_Compito scritto_.
Per favore, riscrivi ciascuno dei record qui sotto come una lista JSON di stringhe, con una stringa per ogni riga. Tralascia le righe vuote.

_Dati da elaborare_.

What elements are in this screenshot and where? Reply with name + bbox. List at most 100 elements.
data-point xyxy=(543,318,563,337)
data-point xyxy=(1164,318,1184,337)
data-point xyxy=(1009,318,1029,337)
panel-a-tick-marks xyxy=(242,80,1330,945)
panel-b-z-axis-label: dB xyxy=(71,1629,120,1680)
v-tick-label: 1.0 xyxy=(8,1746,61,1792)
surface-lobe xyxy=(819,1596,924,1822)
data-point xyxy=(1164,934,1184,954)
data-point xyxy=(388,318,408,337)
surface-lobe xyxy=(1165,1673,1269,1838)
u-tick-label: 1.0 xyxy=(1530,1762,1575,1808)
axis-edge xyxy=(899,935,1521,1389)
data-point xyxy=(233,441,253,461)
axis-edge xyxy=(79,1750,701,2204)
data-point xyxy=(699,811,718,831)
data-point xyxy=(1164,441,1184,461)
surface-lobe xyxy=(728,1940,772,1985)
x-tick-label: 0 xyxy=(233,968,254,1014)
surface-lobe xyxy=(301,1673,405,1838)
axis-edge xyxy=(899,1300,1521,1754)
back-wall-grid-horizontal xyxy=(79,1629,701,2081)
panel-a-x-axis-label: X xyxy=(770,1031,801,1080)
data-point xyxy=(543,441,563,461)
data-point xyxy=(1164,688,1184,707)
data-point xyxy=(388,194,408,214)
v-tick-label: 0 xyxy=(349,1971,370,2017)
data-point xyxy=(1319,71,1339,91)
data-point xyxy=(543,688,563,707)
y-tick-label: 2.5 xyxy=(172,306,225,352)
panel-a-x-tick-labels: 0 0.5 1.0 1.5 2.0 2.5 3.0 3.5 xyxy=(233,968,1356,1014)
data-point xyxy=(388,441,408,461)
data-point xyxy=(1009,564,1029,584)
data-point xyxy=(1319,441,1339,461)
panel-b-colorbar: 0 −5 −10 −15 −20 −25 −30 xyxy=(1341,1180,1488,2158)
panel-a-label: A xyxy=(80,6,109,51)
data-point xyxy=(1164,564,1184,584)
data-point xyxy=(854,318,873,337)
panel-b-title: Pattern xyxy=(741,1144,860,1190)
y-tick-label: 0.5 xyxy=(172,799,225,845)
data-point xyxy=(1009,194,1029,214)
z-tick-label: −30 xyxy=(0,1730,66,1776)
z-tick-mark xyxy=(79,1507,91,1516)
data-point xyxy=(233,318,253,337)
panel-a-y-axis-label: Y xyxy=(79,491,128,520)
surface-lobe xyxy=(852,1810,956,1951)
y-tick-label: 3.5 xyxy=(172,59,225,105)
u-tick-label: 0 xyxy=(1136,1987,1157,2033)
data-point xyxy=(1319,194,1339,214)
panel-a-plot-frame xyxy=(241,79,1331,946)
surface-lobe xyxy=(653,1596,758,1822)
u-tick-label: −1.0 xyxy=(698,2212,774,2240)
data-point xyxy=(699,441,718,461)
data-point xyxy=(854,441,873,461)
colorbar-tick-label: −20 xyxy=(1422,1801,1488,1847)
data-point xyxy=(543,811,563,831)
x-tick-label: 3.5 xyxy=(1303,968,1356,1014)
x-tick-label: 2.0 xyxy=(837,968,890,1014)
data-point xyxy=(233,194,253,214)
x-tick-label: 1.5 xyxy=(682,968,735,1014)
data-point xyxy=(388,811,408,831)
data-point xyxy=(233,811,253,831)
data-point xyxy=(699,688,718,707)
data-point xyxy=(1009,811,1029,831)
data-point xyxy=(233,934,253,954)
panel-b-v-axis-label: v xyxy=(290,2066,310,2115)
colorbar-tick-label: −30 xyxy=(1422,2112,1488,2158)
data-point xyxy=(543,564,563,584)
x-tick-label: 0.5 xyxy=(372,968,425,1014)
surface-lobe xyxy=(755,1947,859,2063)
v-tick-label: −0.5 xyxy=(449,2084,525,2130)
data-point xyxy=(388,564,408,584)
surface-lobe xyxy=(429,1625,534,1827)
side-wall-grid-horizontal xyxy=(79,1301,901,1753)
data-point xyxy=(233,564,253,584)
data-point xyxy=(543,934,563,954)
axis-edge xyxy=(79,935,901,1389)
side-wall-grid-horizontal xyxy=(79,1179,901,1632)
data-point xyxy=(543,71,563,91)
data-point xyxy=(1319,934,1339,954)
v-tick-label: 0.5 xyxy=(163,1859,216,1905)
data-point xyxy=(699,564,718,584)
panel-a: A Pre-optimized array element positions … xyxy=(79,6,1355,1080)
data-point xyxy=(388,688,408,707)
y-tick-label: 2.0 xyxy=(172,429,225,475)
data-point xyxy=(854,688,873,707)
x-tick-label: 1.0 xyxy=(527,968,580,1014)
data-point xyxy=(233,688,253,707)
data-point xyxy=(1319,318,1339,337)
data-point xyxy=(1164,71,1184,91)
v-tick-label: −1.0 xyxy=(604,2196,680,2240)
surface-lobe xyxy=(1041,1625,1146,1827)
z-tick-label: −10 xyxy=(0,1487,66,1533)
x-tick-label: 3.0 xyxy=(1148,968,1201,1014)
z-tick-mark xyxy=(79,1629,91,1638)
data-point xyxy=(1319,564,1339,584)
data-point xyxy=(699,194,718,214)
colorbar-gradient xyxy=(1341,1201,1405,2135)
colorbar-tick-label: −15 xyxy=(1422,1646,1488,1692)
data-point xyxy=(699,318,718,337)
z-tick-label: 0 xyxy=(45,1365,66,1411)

_Risultato finale_.
[
  "What elements are in this screenshot and where? Reply with name + bbox. List at most 100 elements.",
  "data-point xyxy=(543,318,563,337)",
  "data-point xyxy=(1164,318,1184,337)",
  "data-point xyxy=(1009,318,1029,337)",
  "panel-a-tick-marks xyxy=(242,80,1330,945)",
  "panel-b-z-axis-label: dB xyxy=(71,1629,120,1680)",
  "v-tick-label: 1.0 xyxy=(8,1746,61,1792)",
  "surface-lobe xyxy=(819,1596,924,1822)",
  "data-point xyxy=(1164,934,1184,954)",
  "data-point xyxy=(388,318,408,337)",
  "surface-lobe xyxy=(1165,1673,1269,1838)",
  "u-tick-label: 1.0 xyxy=(1530,1762,1575,1808)",
  "axis-edge xyxy=(899,935,1521,1389)",
  "data-point xyxy=(233,441,253,461)",
  "axis-edge xyxy=(79,1750,701,2204)",
  "data-point xyxy=(699,811,718,831)",
  "data-point xyxy=(1164,441,1184,461)",
  "surface-lobe xyxy=(728,1940,772,1985)",
  "x-tick-label: 0 xyxy=(233,968,254,1014)",
  "surface-lobe xyxy=(301,1673,405,1838)",
  "axis-edge xyxy=(899,1300,1521,1754)",
  "back-wall-grid-horizontal xyxy=(79,1629,701,2081)",
  "panel-a-x-axis-label: X xyxy=(770,1031,801,1080)",
  "data-point xyxy=(543,441,563,461)",
  "data-point xyxy=(1164,688,1184,707)",
  "data-point xyxy=(388,194,408,214)",
  "v-tick-label: 0 xyxy=(349,1971,370,2017)",
  "data-point xyxy=(1319,71,1339,91)",
  "data-point xyxy=(543,688,563,707)",
  "y-tick-label: 2.5 xyxy=(172,306,225,352)",
  "panel-a-x-tick-labels: 0 0.5 1.0 1.5 2.0 2.5 3.0 3.5 xyxy=(233,968,1356,1014)",
  "data-point xyxy=(388,441,408,461)",
  "data-point xyxy=(1009,564,1029,584)",
  "data-point xyxy=(1319,441,1339,461)",
  "panel-b-colorbar: 0 −5 −10 −15 −20 −25 −30 xyxy=(1341,1180,1488,2158)",
  "panel-a-label: A xyxy=(80,6,109,51)",
  "data-point xyxy=(1164,564,1184,584)",
  "data-point xyxy=(854,318,873,337)",
  "panel-b-title: Pattern xyxy=(741,1144,860,1190)",
  "y-tick-label: 0.5 xyxy=(172,799,225,845)",
  "data-point xyxy=(1009,194,1029,214)",
  "z-tick-label: −30 xyxy=(0,1730,66,1776)",
  "z-tick-mark xyxy=(79,1507,91,1516)",
  "data-point xyxy=(233,318,253,337)",
  "panel-a-y-axis-label: Y xyxy=(79,491,128,520)",
  "surface-lobe xyxy=(852,1810,956,1951)",
  "y-tick-label: 3.5 xyxy=(172,59,225,105)",
  "u-tick-label: 0 xyxy=(1136,1987,1157,2033)",
  "data-point xyxy=(1319,194,1339,214)",
  "panel-a-plot-frame xyxy=(241,79,1331,946)",
  "surface-lobe xyxy=(653,1596,758,1822)",
  "u-tick-label: −1.0 xyxy=(698,2212,774,2240)",
  "data-point xyxy=(699,441,718,461)",
  "data-point xyxy=(854,441,873,461)",
  "colorbar-tick-label: −20 xyxy=(1422,1801,1488,1847)",
  "data-point xyxy=(543,811,563,831)",
  "x-tick-label: 3.5 xyxy=(1303,968,1356,1014)",
  "x-tick-label: 2.0 xyxy=(837,968,890,1014)",
  "data-point xyxy=(233,194,253,214)",
  "x-tick-label: 1.5 xyxy=(682,968,735,1014)",
  "data-point xyxy=(388,811,408,831)",
  "data-point xyxy=(233,811,253,831)",
  "data-point xyxy=(699,688,718,707)",
  "data-point xyxy=(1009,811,1029,831)",
  "data-point xyxy=(233,934,253,954)",
  "panel-b-v-axis-label: v xyxy=(290,2066,310,2115)",
  "colorbar-tick-label: −30 xyxy=(1422,2112,1488,2158)",
  "data-point xyxy=(543,564,563,584)",
  "x-tick-label: 0.5 xyxy=(372,968,425,1014)",
  "surface-lobe xyxy=(755,1947,859,2063)",
  "v-tick-label: −0.5 xyxy=(449,2084,525,2130)",
  "data-point xyxy=(388,564,408,584)",
  "surface-lobe xyxy=(429,1625,534,1827)",
  "side-wall-grid-horizontal xyxy=(79,1301,901,1753)",
  "data-point xyxy=(233,564,253,584)",
  "data-point xyxy=(543,934,563,954)",
  "axis-edge xyxy=(79,935,901,1389)",
  "side-wall-grid-horizontal xyxy=(79,1179,901,1632)",
  "data-point xyxy=(543,71,563,91)",
  "data-point xyxy=(1319,934,1339,954)",
  "v-tick-label: 0.5 xyxy=(163,1859,216,1905)",
  "data-point xyxy=(699,564,718,584)",
  "panel-a: A Pre-optimized array element positions … xyxy=(79,6,1355,1080)",
  "data-point xyxy=(388,688,408,707)",
  "y-tick-label: 2.0 xyxy=(172,429,225,475)",
  "data-point xyxy=(854,688,873,707)",
  "x-tick-label: 1.0 xyxy=(527,968,580,1014)",
  "data-point xyxy=(233,688,253,707)",
  "data-point xyxy=(1319,318,1339,337)",
  "data-point xyxy=(1164,71,1184,91)",
  "v-tick-label: −1.0 xyxy=(604,2196,680,2240)",
  "surface-lobe xyxy=(1041,1625,1146,1827)",
  "z-tick-label: −10 xyxy=(0,1487,66,1533)",
  "x-tick-label: 3.0 xyxy=(1148,968,1201,1014)",
  "z-tick-mark xyxy=(79,1629,91,1638)",
  "data-point xyxy=(1319,564,1339,584)",
  "data-point xyxy=(699,194,718,214)",
  "colorbar-gradient xyxy=(1341,1201,1405,2135)",
  "colorbar-tick-label: −15 xyxy=(1422,1646,1488,1692)",
  "data-point xyxy=(699,318,718,337)",
  "z-tick-label: 0 xyxy=(45,1365,66,1411)"
]